WHAT YOU SHOULD DO
Quote the records in full and leave their pictures out.

(Dataset records)
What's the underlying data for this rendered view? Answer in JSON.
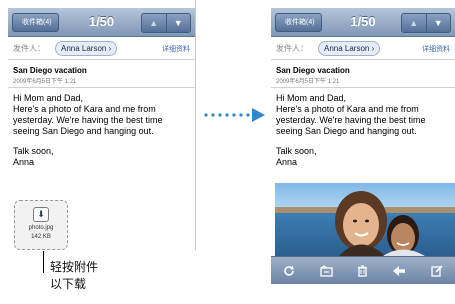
{
  "mail": {
    "back_label": "收件箱(4)",
    "counter": "1/50",
    "from_label": "发件人：",
    "sender": "Anna Larson",
    "details_link": "详细资料",
    "subject": "San Diego vacation",
    "date": "2009年6月5日下午 1:21",
    "body_lines": [
      "Hi Mom and Dad,",
      "Here's a photo of Kara and me from yesterday. We're having the best time seeing San Diego and hanging out.",
      "Talk soon,",
      "Anna"
    ]
  },
  "attachment": {
    "name": "photo.jpg",
    "size": "142 KB"
  },
  "toolbar": {
    "icons": [
      "refresh-icon",
      "folder-move-icon",
      "trash-icon",
      "reply-icon",
      "compose-icon"
    ]
  },
  "callout": {
    "line1": "轻按附件",
    "line2": "以下载"
  },
  "colors": {
    "navbar": "#7f97b7",
    "link": "#3e66b2",
    "connector": "#2f86c8"
  }
}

FULL SOLUTION
What's the underlying data for this rendered view? Answer in JSON.
{
  "mail": {
    "back_label": "收件箱(4)",
    "counter": "1/50",
    "from_label": "发件人：",
    "sender": "Anna Larson",
    "details_link": "详细资料",
    "subject": "San Diego vacation",
    "date": "2009年6月5日下午 1:21",
    "body_lines": [
      "Hi Mom and Dad,",
      "Here's a photo of Kara and me from yesterday. We're having the best time seeing San Diego and hanging out.",
      "Talk soon,",
      "Anna"
    ]
  },
  "attachment": {
    "name": "photo.jpg",
    "size": "142 KB"
  },
  "toolbar": {
    "icons": [
      "refresh-icon",
      "folder-move-icon",
      "trash-icon",
      "reply-icon",
      "compose-icon"
    ]
  },
  "callout": {
    "line1": "轻按附件",
    "line2": "以下载"
  },
  "colors": {
    "navbar": "#7f97b7",
    "link": "#3e66b2",
    "connector": "#2f86c8"
  }
}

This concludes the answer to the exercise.